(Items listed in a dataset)
==========

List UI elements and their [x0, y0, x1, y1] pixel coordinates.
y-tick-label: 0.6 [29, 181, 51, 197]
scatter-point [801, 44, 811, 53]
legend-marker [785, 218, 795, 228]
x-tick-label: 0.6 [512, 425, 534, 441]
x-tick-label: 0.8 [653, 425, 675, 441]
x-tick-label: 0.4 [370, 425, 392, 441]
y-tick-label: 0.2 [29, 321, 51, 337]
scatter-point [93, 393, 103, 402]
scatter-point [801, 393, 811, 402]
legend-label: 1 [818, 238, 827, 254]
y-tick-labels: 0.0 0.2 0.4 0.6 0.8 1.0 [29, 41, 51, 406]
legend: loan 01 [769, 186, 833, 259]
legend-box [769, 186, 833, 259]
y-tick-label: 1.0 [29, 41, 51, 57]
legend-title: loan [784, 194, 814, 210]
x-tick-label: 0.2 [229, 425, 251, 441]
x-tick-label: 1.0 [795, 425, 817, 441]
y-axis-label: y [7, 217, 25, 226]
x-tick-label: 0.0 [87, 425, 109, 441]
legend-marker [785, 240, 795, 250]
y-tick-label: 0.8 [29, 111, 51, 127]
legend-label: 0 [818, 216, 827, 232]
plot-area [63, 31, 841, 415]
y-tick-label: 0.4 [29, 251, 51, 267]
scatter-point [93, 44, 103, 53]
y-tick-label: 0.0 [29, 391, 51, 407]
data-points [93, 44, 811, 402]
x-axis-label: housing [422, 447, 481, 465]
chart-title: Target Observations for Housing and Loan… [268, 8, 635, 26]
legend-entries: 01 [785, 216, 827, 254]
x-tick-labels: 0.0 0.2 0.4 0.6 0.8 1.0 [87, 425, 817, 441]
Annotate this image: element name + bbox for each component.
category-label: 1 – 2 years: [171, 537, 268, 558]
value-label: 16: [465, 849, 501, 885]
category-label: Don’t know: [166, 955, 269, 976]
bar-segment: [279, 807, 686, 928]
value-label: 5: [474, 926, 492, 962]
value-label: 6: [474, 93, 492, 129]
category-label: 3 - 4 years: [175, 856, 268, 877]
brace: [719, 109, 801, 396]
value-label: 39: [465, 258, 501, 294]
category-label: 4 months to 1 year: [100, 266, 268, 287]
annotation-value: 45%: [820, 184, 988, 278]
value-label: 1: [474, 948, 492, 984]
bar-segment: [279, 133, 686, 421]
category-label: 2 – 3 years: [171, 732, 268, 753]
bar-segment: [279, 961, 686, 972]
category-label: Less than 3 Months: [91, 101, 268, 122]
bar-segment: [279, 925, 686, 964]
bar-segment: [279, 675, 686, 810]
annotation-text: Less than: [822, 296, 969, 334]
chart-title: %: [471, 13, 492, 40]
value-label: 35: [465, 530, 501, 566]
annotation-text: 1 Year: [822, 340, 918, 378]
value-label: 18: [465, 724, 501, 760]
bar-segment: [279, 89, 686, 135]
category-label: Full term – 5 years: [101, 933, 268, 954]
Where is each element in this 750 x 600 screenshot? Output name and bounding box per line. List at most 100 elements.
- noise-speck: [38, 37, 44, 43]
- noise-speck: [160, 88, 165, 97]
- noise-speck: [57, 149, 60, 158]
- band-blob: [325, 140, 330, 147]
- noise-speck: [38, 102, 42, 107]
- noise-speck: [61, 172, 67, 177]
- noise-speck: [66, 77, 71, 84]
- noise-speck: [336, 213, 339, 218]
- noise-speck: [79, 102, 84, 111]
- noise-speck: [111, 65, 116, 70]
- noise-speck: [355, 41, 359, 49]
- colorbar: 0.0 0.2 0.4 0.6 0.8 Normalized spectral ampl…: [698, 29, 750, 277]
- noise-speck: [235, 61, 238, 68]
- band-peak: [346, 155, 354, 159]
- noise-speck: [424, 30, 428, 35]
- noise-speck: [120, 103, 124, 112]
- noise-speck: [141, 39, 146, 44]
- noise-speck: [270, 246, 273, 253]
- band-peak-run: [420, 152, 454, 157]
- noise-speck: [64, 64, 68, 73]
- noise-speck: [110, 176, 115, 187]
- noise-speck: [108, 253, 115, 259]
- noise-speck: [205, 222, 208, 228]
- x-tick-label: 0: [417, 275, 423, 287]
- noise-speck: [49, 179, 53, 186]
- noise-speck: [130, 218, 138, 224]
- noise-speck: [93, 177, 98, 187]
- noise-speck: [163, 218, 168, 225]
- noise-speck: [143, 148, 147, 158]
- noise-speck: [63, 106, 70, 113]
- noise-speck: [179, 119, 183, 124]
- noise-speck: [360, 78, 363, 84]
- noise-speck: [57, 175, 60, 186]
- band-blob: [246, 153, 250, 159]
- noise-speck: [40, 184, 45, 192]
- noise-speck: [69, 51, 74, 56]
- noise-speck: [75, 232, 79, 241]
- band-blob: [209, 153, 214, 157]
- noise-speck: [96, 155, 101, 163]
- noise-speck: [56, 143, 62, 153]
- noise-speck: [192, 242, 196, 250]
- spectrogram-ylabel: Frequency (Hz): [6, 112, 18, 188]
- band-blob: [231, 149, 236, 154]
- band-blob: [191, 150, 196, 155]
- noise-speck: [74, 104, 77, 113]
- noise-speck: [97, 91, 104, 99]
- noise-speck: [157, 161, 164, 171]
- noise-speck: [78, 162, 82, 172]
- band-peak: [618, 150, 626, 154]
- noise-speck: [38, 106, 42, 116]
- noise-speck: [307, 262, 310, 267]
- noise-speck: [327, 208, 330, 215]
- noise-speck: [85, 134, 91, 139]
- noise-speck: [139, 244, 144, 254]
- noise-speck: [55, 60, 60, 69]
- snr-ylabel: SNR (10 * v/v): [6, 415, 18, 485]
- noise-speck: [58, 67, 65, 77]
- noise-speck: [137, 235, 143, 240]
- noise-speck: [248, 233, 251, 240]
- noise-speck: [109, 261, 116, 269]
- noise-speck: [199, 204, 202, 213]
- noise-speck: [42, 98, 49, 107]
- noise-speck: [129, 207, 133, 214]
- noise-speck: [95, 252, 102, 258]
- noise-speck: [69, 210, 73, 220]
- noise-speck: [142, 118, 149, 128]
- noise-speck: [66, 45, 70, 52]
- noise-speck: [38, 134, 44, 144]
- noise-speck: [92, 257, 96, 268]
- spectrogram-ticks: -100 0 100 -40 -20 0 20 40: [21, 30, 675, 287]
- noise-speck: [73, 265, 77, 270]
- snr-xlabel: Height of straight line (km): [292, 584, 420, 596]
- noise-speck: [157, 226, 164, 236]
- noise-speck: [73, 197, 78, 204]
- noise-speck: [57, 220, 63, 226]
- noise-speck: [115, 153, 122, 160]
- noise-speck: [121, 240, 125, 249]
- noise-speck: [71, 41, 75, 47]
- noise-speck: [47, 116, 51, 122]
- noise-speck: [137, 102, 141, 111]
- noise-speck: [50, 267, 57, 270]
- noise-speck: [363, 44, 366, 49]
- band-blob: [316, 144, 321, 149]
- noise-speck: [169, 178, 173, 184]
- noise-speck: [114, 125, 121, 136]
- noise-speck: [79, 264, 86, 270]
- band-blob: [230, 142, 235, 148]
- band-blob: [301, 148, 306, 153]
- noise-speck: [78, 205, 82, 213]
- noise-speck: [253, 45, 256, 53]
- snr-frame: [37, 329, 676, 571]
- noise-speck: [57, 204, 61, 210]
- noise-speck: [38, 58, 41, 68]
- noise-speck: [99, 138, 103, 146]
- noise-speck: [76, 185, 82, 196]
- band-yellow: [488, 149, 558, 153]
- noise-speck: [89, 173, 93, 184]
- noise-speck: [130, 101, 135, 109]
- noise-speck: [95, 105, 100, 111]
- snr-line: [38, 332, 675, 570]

==========

» **WHAT IS BEING ASKED**:
Reproduce verbatim the part of the records above that runs from their first line through the line containing "scatter-point [93, 44, 103, 53]", including both of those lines.

» **WRITTEN ANSWER**:
List UI elements and their [x0, y0, x1, y1] pixel coordinates.
y-tick-label: 0.6 [29, 181, 51, 197]
scatter-point [801, 44, 811, 53]
legend-marker [785, 218, 795, 228]
x-tick-label: 0.6 [512, 425, 534, 441]
x-tick-label: 0.8 [653, 425, 675, 441]
x-tick-label: 0.4 [370, 425, 392, 441]
y-tick-label: 0.2 [29, 321, 51, 337]
scatter-point [93, 393, 103, 402]
scatter-point [801, 393, 811, 402]
legend-label: 1 [818, 238, 827, 254]
y-tick-labels: 0.0 0.2 0.4 0.6 0.8 1.0 [29, 41, 51, 406]
legend: loan 01 [769, 186, 833, 259]
legend-box [769, 186, 833, 259]
y-tick-label: 1.0 [29, 41, 51, 57]
legend-title: loan [784, 194, 814, 210]
x-tick-label: 0.2 [229, 425, 251, 441]
x-tick-label: 1.0 [795, 425, 817, 441]
y-axis-label: y [7, 217, 25, 226]
x-tick-label: 0.0 [87, 425, 109, 441]
legend-marker [785, 240, 795, 250]
y-tick-label: 0.8 [29, 111, 51, 127]
legend-label: 0 [818, 216, 827, 232]
plot-area [63, 31, 841, 415]
y-tick-label: 0.4 [29, 251, 51, 267]
scatter-point [93, 44, 103, 53]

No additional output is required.